━━ Text segment
[Resource Topic] 2013/061: On the Indifferentiability of Key-Alternating Ciphers

Welcome to the resource topic for 2013/061

Title:
On the Indifferentiability of Key-Alternating Ciphers

Authors: Elena Andreeva, Andrey Bogdanov, Yevgeniy Dodis, Bart Mennink, John P. Steinberger

Abstract:

The Advanced Encryption Standard (AES) is the most widely used block cipher. The high level structure of AES can be viewed as a (10-round) key-alternating cipher, where a t-round key-alternating cipher KA_t consists of a small number t of fixed permutations P_i on n bits, separated by key addition: KA_t(K,m)= k_t + P_t(… k_2 + P_2(k_1 + P_1(k_0 + m))…), where (k_0,…,k_t) are obtained from the master key K using some key derivation function. For t=1, KA_1 collapses to the well-known Even-Mansour cipher, which is known to be indistinguishable from a (secret) random permutation, if P_1 is modeled as a (public) random permutation. In this work we seek for stronger security of key-alternating ciphers — indifferentiability from an ideal cipher — and ask the question under which conditions on the key derivation function and for how many rounds t is the key-alternating cipher KA_t indifferentiable from the ideal cipher, assuming P_1,…,P_t are (public) random permutations? As our main result, we give an affirmative answer for t=5, showing that the 5-round key-alternating cipher KA_5 is indifferentiable from an ideal cipher, assuming P_1,…,P_5 are five independent random permutations, and the key derivation function sets all rounds keys k_i=f(K), where 0<= i<= 5 and f is modeled as a random oracle. Moreover, when |K|=|m|, we show we can set f(K)=P_0(K)+K, giving an n-bit block cipher with an n-bit key, making only six calls to n-bit permutations P_0,P_1,P_2,P_3,P_4,P_5.
━━━━
━━ Data supplied
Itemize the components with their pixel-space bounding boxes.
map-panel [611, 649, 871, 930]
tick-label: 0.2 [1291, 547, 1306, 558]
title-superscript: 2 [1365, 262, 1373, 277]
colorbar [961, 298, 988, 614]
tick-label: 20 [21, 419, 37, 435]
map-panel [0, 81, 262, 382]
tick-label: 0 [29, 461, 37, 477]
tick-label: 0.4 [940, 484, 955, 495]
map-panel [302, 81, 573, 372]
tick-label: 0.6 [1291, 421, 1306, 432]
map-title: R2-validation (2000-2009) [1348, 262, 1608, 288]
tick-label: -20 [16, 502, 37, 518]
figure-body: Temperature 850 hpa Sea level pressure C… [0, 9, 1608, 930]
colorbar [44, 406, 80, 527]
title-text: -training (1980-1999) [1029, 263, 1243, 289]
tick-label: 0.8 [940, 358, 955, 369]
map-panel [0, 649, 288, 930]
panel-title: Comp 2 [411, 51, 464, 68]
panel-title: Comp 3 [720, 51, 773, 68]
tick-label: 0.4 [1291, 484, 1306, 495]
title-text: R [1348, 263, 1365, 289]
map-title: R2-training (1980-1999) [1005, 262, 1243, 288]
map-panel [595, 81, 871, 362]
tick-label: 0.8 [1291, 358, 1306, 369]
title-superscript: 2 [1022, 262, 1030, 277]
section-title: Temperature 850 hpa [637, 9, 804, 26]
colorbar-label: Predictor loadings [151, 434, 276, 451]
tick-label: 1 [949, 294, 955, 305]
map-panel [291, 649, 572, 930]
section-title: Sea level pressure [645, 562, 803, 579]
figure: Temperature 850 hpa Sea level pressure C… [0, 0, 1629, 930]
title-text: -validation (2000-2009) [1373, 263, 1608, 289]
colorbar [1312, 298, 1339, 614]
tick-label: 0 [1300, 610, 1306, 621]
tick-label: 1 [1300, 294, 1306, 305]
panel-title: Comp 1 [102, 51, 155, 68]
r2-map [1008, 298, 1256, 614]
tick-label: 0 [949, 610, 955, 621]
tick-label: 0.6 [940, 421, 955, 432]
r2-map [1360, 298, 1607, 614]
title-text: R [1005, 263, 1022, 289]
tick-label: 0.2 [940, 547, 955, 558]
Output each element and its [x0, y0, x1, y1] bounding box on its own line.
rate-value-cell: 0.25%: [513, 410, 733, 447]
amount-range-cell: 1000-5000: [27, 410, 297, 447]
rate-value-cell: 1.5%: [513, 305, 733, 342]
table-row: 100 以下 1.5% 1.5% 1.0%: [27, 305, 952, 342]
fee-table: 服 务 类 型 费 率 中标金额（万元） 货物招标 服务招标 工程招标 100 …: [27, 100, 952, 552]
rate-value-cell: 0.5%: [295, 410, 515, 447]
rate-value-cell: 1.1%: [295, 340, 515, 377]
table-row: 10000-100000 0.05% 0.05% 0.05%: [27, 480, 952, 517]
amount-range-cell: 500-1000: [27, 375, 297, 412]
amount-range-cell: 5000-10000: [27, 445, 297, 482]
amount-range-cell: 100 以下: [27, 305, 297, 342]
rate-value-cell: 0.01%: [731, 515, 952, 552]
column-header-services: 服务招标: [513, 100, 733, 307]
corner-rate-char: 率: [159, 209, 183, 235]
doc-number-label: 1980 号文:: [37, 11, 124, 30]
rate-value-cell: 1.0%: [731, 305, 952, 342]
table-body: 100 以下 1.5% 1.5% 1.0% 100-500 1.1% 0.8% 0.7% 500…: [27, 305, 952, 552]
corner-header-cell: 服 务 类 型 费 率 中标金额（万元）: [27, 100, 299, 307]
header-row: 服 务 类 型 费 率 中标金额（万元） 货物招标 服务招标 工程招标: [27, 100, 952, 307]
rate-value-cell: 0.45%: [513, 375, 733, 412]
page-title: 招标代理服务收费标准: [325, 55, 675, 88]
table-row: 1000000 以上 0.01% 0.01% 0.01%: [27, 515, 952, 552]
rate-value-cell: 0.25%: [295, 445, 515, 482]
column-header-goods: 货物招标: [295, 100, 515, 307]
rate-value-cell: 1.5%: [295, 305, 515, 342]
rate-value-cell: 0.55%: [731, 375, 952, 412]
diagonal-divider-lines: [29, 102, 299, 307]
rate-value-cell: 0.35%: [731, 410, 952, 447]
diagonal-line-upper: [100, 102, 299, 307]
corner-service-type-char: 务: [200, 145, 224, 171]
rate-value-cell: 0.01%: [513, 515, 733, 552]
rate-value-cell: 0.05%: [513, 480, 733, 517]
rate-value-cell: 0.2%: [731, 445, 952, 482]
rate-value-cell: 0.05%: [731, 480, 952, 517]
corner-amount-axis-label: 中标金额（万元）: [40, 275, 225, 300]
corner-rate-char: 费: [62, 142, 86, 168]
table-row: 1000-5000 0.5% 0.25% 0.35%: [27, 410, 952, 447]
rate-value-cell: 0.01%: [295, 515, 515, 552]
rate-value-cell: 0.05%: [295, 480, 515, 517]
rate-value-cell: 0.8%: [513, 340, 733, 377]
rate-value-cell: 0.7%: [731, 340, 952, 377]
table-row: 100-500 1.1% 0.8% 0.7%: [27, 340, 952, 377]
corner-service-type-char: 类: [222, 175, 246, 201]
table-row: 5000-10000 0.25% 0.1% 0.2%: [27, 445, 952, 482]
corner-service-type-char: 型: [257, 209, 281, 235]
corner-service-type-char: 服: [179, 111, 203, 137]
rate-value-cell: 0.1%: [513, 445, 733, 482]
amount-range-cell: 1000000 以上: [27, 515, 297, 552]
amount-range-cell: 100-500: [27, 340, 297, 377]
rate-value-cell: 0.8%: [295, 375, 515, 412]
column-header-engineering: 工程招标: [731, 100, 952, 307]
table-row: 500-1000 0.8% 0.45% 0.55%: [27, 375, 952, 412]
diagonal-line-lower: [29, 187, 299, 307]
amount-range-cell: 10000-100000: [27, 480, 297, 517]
━━━━
**Exercise objective**
Answer these questions using the abstract on key-alternating ciphers.
(a) As how many rounds of a key-alternating cipher can the high-level structure of AES be viewed?
(b) To which cipher does KA_1 collapse when t=1?
(c) When |K|=|m|, how many calls to n-bit permutations does the resulting block cipher make?
None of the lines is needed for this work.

**Exercise result**
(a) 10 rounds
(b) The Even-Mansour cipher
(c) Six